- _YOUR GOAL_
Output every entry exactly as written, skipping any pictures.

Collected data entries

►

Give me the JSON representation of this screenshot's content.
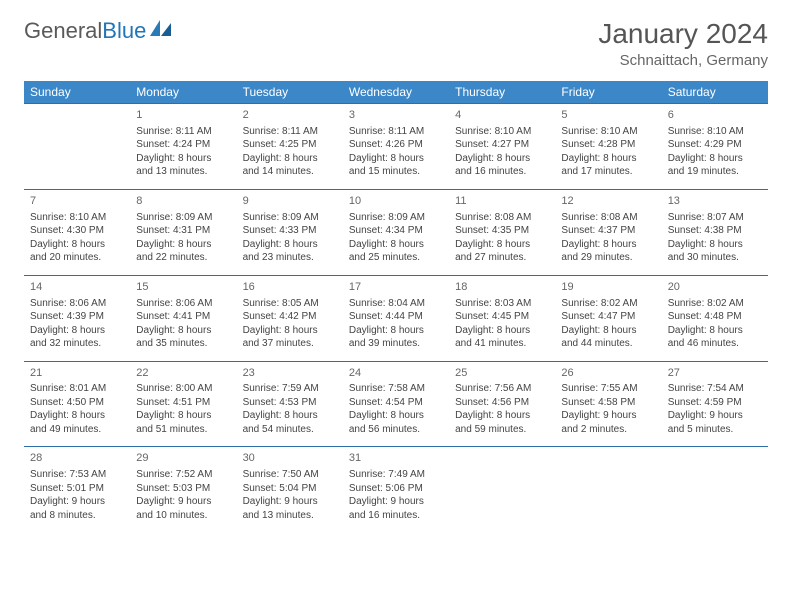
{
  "logo": {
    "word1": "General",
    "word2": "Blue"
  },
  "colors": {
    "header_bg": "#3b87c8",
    "header_text": "#ffffff",
    "row_border": "#2f6fa8",
    "logo_gray": "#5a5a5a",
    "logo_blue": "#2176b8",
    "title": "#555555",
    "location": "#666666",
    "cell_text": "#444444",
    "daynum": "#666666"
  },
  "title": "January 2024",
  "location": "Schnaittach, Germany",
  "weekdays": [
    "Sunday",
    "Monday",
    "Tuesday",
    "Wednesday",
    "Thursday",
    "Friday",
    "Saturday"
  ],
  "weeks": [
    [
      null,
      {
        "d": "1",
        "sr": "8:11 AM",
        "ss": "4:24 PM",
        "dl": "8 hours and 13 minutes."
      },
      {
        "d": "2",
        "sr": "8:11 AM",
        "ss": "4:25 PM",
        "dl": "8 hours and 14 minutes."
      },
      {
        "d": "3",
        "sr": "8:11 AM",
        "ss": "4:26 PM",
        "dl": "8 hours and 15 minutes."
      },
      {
        "d": "4",
        "sr": "8:10 AM",
        "ss": "4:27 PM",
        "dl": "8 hours and 16 minutes."
      },
      {
        "d": "5",
        "sr": "8:10 AM",
        "ss": "4:28 PM",
        "dl": "8 hours and 17 minutes."
      },
      {
        "d": "6",
        "sr": "8:10 AM",
        "ss": "4:29 PM",
        "dl": "8 hours and 19 minutes."
      }
    ],
    [
      {
        "d": "7",
        "sr": "8:10 AM",
        "ss": "4:30 PM",
        "dl": "8 hours and 20 minutes."
      },
      {
        "d": "8",
        "sr": "8:09 AM",
        "ss": "4:31 PM",
        "dl": "8 hours and 22 minutes."
      },
      {
        "d": "9",
        "sr": "8:09 AM",
        "ss": "4:33 PM",
        "dl": "8 hours and 23 minutes."
      },
      {
        "d": "10",
        "sr": "8:09 AM",
        "ss": "4:34 PM",
        "dl": "8 hours and 25 minutes."
      },
      {
        "d": "11",
        "sr": "8:08 AM",
        "ss": "4:35 PM",
        "dl": "8 hours and 27 minutes."
      },
      {
        "d": "12",
        "sr": "8:08 AM",
        "ss": "4:37 PM",
        "dl": "8 hours and 29 minutes."
      },
      {
        "d": "13",
        "sr": "8:07 AM",
        "ss": "4:38 PM",
        "dl": "8 hours and 30 minutes."
      }
    ],
    [
      {
        "d": "14",
        "sr": "8:06 AM",
        "ss": "4:39 PM",
        "dl": "8 hours and 32 minutes."
      },
      {
        "d": "15",
        "sr": "8:06 AM",
        "ss": "4:41 PM",
        "dl": "8 hours and 35 minutes."
      },
      {
        "d": "16",
        "sr": "8:05 AM",
        "ss": "4:42 PM",
        "dl": "8 hours and 37 minutes."
      },
      {
        "d": "17",
        "sr": "8:04 AM",
        "ss": "4:44 PM",
        "dl": "8 hours and 39 minutes."
      },
      {
        "d": "18",
        "sr": "8:03 AM",
        "ss": "4:45 PM",
        "dl": "8 hours and 41 minutes."
      },
      {
        "d": "19",
        "sr": "8:02 AM",
        "ss": "4:47 PM",
        "dl": "8 hours and 44 minutes."
      },
      {
        "d": "20",
        "sr": "8:02 AM",
        "ss": "4:48 PM",
        "dl": "8 hours and 46 minutes."
      }
    ],
    [
      {
        "d": "21",
        "sr": "8:01 AM",
        "ss": "4:50 PM",
        "dl": "8 hours and 49 minutes."
      },
      {
        "d": "22",
        "sr": "8:00 AM",
        "ss": "4:51 PM",
        "dl": "8 hours and 51 minutes."
      },
      {
        "d": "23",
        "sr": "7:59 AM",
        "ss": "4:53 PM",
        "dl": "8 hours and 54 minutes."
      },
      {
        "d": "24",
        "sr": "7:58 AM",
        "ss": "4:54 PM",
        "dl": "8 hours and 56 minutes."
      },
      {
        "d": "25",
        "sr": "7:56 AM",
        "ss": "4:56 PM",
        "dl": "8 hours and 59 minutes."
      },
      {
        "d": "26",
        "sr": "7:55 AM",
        "ss": "4:58 PM",
        "dl": "9 hours and 2 minutes."
      },
      {
        "d": "27",
        "sr": "7:54 AM",
        "ss": "4:59 PM",
        "dl": "9 hours and 5 minutes."
      }
    ],
    [
      {
        "d": "28",
        "sr": "7:53 AM",
        "ss": "5:01 PM",
        "dl": "9 hours and 8 minutes."
      },
      {
        "d": "29",
        "sr": "7:52 AM",
        "ss": "5:03 PM",
        "dl": "9 hours and 10 minutes."
      },
      {
        "d": "30",
        "sr": "7:50 AM",
        "ss": "5:04 PM",
        "dl": "9 hours and 13 minutes."
      },
      {
        "d": "31",
        "sr": "7:49 AM",
        "ss": "5:06 PM",
        "dl": "9 hours and 16 minutes."
      },
      null,
      null,
      null
    ]
  ],
  "labels": {
    "sunrise": "Sunrise: ",
    "sunset": "Sunset: ",
    "daylight": "Daylight: "
  }
}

◄

- _ANSWER TO THIS PROBLEM_
Give me the JSON representation of this screenshot's content.
{
  "logo": {
    "word1": "General",
    "word2": "Blue"
  },
  "colors": {
    "header_bg": "#3b87c8",
    "header_text": "#ffffff",
    "row_border": "#2f6fa8",
    "logo_gray": "#5a5a5a",
    "logo_blue": "#2176b8",
    "title": "#555555",
    "location": "#666666",
    "cell_text": "#444444",
    "daynum": "#666666"
  },
  "title": "January 2024",
  "location": "Schnaittach, Germany",
  "weekdays": [
    "Sunday",
    "Monday",
    "Tuesday",
    "Wednesday",
    "Thursday",
    "Friday",
    "Saturday"
  ],
  "weeks": [
    [
      null,
      {
        "d": "1",
        "sr": "8:11 AM",
        "ss": "4:24 PM",
        "dl": "8 hours and 13 minutes."
      },
      {
        "d": "2",
        "sr": "8:11 AM",
        "ss": "4:25 PM",
        "dl": "8 hours and 14 minutes."
      },
      {
        "d": "3",
        "sr": "8:11 AM",
        "ss": "4:26 PM",
        "dl": "8 hours and 15 minutes."
      },
      {
        "d": "4",
        "sr": "8:10 AM",
        "ss": "4:27 PM",
        "dl": "8 hours and 16 minutes."
      },
      {
        "d": "5",
        "sr": "8:10 AM",
        "ss": "4:28 PM",
        "dl": "8 hours and 17 minutes."
      },
      {
        "d": "6",
        "sr": "8:10 AM",
        "ss": "4:29 PM",
        "dl": "8 hours and 19 minutes."
      }
    ],
    [
      {
        "d": "7",
        "sr": "8:10 AM",
        "ss": "4:30 PM",
        "dl": "8 hours and 20 minutes."
      },
      {
        "d": "8",
        "sr": "8:09 AM",
        "ss": "4:31 PM",
        "dl": "8 hours and 22 minutes."
      },
      {
        "d": "9",
        "sr": "8:09 AM",
        "ss": "4:33 PM",
        "dl": "8 hours and 23 minutes."
      },
      {
        "d": "10",
        "sr": "8:09 AM",
        "ss": "4:34 PM",
        "dl": "8 hours and 25 minutes."
      },
      {
        "d": "11",
        "sr": "8:08 AM",
        "ss": "4:35 PM",
        "dl": "8 hours and 27 minutes."
      },
      {
        "d": "12",
        "sr": "8:08 AM",
        "ss": "4:37 PM",
        "dl": "8 hours and 29 minutes."
      },
      {
        "d": "13",
        "sr": "8:07 AM",
        "ss": "4:38 PM",
        "dl": "8 hours and 30 minutes."
      }
    ],
    [
      {
        "d": "14",
        "sr": "8:06 AM",
        "ss": "4:39 PM",
        "dl": "8 hours and 32 minutes."
      },
      {
        "d": "15",
        "sr": "8:06 AM",
        "ss": "4:41 PM",
        "dl": "8 hours and 35 minutes."
      },
      {
        "d": "16",
        "sr": "8:05 AM",
        "ss": "4:42 PM",
        "dl": "8 hours and 37 minutes."
      },
      {
        "d": "17",
        "sr": "8:04 AM",
        "ss": "4:44 PM",
        "dl": "8 hours and 39 minutes."
      },
      {
        "d": "18",
        "sr": "8:03 AM",
        "ss": "4:45 PM",
        "dl": "8 hours and 41 minutes."
      },
      {
        "d": "19",
        "sr": "8:02 AM",
        "ss": "4:47 PM",
        "dl": "8 hours and 44 minutes."
      },
      {
        "d": "20",
        "sr": "8:02 AM",
        "ss": "4:48 PM",
        "dl": "8 hours and 46 minutes."
      }
    ],
    [
      {
        "d": "21",
        "sr": "8:01 AM",
        "ss": "4:50 PM",
        "dl": "8 hours and 49 minutes."
      },
      {
        "d": "22",
        "sr": "8:00 AM",
        "ss": "4:51 PM",
        "dl": "8 hours and 51 minutes."
      },
      {
        "d": "23",
        "sr": "7:59 AM",
        "ss": "4:53 PM",
        "dl": "8 hours and 54 minutes."
      },
      {
        "d": "24",
        "sr": "7:58 AM",
        "ss": "4:54 PM",
        "dl": "8 hours and 56 minutes."
      },
      {
        "d": "25",
        "sr": "7:56 AM",
        "ss": "4:56 PM",
        "dl": "8 hours and 59 minutes."
      },
      {
        "d": "26",
        "sr": "7:55 AM",
        "ss": "4:58 PM",
        "dl": "9 hours and 2 minutes."
      },
      {
        "d": "27",
        "sr": "7:54 AM",
        "ss": "4:59 PM",
        "dl": "9 hours and 5 minutes."
      }
    ],
    [
      {
        "d": "28",
        "sr": "7:53 AM",
        "ss": "5:01 PM",
        "dl": "9 hours and 8 minutes."
      },
      {
        "d": "29",
        "sr": "7:52 AM",
        "ss": "5:03 PM",
        "dl": "9 hours and 10 minutes."
      },
      {
        "d": "30",
        "sr": "7:50 AM",
        "ss": "5:04 PM",
        "dl": "9 hours and 13 minutes."
      },
      {
        "d": "31",
        "sr": "7:49 AM",
        "ss": "5:06 PM",
        "dl": "9 hours and 16 minutes."
      },
      null,
      null,
      null
    ]
  ],
  "labels": {
    "sunrise": "Sunrise: ",
    "sunset": "Sunset: ",
    "daylight": "Daylight: "
  }
}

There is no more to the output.